◆ Exercise details ◆
Keep only the lines of the data below that contain "dnia", and copy them.

Extracted data entries

▬▬▬▬▬▬▬▬▬▬

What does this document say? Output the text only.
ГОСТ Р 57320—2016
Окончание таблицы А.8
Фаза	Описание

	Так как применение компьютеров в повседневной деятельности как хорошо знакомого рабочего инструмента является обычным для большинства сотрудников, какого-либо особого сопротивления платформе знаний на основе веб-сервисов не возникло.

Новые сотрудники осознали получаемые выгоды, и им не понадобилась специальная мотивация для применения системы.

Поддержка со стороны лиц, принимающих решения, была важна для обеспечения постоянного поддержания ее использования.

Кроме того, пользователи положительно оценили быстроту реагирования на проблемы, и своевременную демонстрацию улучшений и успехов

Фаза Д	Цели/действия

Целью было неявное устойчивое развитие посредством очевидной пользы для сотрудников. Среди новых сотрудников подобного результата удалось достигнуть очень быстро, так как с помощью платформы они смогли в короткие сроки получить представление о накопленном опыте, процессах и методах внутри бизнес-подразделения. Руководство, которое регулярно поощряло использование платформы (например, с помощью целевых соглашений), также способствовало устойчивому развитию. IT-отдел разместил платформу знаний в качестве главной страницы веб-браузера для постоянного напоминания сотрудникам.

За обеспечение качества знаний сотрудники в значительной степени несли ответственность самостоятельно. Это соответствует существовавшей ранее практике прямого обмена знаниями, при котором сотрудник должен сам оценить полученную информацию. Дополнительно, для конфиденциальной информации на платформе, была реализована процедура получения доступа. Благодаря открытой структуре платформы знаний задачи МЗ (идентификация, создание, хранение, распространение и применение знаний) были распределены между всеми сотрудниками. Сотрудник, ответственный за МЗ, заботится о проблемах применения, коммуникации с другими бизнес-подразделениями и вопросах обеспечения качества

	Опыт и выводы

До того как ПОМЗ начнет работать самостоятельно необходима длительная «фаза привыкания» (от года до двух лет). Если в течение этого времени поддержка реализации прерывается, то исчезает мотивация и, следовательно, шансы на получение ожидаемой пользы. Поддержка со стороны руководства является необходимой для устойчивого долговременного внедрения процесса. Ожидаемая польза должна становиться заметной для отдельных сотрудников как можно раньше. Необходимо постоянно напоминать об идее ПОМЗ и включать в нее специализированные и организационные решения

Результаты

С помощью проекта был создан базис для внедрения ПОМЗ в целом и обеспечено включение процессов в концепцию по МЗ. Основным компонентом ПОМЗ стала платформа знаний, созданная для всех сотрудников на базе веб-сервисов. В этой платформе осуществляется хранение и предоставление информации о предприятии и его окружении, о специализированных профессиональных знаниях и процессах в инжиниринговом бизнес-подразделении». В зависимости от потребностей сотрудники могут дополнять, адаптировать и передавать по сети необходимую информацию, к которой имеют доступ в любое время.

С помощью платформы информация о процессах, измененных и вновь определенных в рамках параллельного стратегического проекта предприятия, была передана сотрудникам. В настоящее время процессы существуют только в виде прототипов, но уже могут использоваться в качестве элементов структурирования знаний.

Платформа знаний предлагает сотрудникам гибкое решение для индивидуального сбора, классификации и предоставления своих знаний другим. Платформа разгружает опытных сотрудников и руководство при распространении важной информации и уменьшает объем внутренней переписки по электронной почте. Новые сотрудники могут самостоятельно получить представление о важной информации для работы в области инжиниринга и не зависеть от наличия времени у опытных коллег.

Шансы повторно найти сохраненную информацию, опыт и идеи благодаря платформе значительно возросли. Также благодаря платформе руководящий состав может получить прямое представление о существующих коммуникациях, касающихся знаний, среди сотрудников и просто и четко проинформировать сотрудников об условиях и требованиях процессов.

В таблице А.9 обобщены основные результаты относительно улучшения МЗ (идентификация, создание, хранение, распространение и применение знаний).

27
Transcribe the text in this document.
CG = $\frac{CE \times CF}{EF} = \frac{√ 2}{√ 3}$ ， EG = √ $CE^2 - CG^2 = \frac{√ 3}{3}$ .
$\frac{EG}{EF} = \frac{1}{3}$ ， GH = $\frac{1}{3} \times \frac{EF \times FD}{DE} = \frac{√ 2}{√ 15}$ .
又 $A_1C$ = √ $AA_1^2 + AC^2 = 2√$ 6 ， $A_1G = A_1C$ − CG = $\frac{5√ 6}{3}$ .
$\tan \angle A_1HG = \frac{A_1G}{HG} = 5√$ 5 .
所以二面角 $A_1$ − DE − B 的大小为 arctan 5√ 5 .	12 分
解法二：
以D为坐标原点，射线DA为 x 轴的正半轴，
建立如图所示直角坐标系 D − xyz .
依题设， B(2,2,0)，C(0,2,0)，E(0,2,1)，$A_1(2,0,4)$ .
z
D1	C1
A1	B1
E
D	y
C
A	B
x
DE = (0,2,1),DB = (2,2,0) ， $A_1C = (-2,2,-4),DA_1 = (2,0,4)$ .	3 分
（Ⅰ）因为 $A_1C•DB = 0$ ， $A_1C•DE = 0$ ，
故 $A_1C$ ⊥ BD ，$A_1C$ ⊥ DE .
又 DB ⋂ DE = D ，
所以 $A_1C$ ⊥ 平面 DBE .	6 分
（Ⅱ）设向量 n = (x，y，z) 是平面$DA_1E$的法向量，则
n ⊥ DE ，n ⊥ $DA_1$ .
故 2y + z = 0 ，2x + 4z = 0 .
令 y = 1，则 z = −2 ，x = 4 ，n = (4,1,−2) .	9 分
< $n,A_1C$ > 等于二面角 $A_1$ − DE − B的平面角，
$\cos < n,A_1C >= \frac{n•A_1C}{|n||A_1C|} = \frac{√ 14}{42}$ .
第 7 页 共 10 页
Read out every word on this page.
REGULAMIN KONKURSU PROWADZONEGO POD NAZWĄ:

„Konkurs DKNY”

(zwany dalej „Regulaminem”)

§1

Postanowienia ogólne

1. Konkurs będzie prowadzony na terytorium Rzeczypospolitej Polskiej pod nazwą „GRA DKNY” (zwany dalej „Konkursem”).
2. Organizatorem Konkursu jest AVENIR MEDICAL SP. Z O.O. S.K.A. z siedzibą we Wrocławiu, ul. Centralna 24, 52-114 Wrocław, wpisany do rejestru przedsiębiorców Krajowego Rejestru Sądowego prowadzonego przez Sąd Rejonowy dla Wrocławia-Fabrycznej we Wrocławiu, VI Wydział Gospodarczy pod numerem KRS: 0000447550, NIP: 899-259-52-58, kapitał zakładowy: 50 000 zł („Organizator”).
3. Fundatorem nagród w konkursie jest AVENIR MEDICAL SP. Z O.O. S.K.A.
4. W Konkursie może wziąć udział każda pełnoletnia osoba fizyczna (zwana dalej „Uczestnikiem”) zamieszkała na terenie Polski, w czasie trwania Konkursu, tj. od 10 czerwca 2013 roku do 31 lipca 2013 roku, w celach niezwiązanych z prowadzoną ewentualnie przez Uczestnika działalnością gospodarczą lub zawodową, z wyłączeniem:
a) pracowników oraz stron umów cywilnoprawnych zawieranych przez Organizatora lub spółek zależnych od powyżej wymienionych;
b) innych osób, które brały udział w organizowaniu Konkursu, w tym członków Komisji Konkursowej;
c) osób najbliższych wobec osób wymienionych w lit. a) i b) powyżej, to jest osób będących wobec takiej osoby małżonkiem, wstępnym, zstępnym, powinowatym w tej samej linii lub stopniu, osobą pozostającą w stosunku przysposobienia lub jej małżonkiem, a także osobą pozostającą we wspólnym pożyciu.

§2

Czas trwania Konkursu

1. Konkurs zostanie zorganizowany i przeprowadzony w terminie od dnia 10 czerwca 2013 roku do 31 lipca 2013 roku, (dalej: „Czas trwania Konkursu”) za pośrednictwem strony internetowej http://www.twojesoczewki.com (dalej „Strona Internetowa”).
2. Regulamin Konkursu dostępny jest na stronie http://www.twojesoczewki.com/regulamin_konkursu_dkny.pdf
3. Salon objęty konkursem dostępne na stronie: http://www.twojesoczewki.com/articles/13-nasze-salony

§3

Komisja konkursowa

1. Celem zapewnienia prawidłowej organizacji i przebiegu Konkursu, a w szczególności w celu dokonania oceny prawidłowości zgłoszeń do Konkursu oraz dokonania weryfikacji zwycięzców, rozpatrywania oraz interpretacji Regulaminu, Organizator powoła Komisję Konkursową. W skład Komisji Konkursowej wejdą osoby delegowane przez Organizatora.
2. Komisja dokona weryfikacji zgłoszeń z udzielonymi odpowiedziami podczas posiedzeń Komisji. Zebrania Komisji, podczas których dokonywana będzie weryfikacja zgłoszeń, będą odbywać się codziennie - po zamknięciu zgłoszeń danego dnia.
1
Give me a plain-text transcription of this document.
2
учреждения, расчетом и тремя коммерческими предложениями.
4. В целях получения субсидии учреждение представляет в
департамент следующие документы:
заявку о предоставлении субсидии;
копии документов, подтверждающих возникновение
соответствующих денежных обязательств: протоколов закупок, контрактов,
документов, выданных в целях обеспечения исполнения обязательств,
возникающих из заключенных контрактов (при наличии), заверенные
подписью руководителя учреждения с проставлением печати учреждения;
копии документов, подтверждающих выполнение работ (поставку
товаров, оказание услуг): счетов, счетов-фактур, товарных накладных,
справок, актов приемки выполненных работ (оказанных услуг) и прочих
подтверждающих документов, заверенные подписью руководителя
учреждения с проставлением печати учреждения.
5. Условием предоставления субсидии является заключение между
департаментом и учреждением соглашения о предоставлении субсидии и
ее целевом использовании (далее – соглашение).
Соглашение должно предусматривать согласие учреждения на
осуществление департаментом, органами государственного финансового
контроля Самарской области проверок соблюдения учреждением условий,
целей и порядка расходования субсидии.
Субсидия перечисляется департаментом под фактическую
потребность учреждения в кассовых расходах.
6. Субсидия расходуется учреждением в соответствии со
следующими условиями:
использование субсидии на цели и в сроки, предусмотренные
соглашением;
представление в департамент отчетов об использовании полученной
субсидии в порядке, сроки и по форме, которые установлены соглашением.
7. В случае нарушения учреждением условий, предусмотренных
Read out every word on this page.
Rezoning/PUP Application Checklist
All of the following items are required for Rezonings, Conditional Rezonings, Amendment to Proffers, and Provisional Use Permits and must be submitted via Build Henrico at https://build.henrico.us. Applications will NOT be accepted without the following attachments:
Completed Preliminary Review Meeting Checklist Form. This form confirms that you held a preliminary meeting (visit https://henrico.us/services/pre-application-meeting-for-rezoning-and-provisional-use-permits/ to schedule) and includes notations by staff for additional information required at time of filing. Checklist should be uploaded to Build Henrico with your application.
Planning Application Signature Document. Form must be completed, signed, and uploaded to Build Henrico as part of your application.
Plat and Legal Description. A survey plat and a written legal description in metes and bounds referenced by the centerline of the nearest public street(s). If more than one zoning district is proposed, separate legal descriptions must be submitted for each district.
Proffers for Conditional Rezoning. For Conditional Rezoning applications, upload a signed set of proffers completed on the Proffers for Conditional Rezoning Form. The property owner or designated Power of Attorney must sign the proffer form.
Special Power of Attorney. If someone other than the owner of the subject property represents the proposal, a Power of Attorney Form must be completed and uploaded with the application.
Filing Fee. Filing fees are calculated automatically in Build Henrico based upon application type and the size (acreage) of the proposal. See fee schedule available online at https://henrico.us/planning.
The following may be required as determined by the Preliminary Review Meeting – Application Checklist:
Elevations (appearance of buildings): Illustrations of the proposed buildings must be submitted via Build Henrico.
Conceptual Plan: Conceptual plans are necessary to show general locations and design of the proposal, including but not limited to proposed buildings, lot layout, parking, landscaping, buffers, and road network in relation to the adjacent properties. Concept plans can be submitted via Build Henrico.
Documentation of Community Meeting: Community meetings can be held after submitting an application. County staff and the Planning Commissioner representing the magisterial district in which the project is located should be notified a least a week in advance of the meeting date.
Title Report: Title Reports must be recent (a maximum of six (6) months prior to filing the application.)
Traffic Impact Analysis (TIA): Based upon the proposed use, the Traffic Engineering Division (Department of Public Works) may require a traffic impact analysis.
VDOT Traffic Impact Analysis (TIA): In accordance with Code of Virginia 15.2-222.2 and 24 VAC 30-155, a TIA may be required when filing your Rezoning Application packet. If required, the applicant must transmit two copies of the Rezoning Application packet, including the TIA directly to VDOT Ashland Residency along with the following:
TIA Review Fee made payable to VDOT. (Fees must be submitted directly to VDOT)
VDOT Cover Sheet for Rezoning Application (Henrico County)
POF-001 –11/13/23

▬▬▬▬▬▬▬▬▬▬

◆ Answer to the problem ◆
1. Konkurs zostanie zorganizowany i przeprowadzony w terminie od dnia 10 czerwca 2013 roku do 31 lipca 2013 roku, (dalej: „Czas trwania Konkursu”) za pośrednictwem strony internetowej http://www.twojesoczewki.com (dalej „Strona Internetowa”).
2. Komisja dokona weryfikacji zgłoszeń z udzielonymi odpowiedziami podczas posiedzeń Komisji. Zebrania Komisji, podczas których dokonywana będzie weryfikacja zgłoszeń, będą odbywać się codziennie - po zamknięciu zgłoszeń danego dnia.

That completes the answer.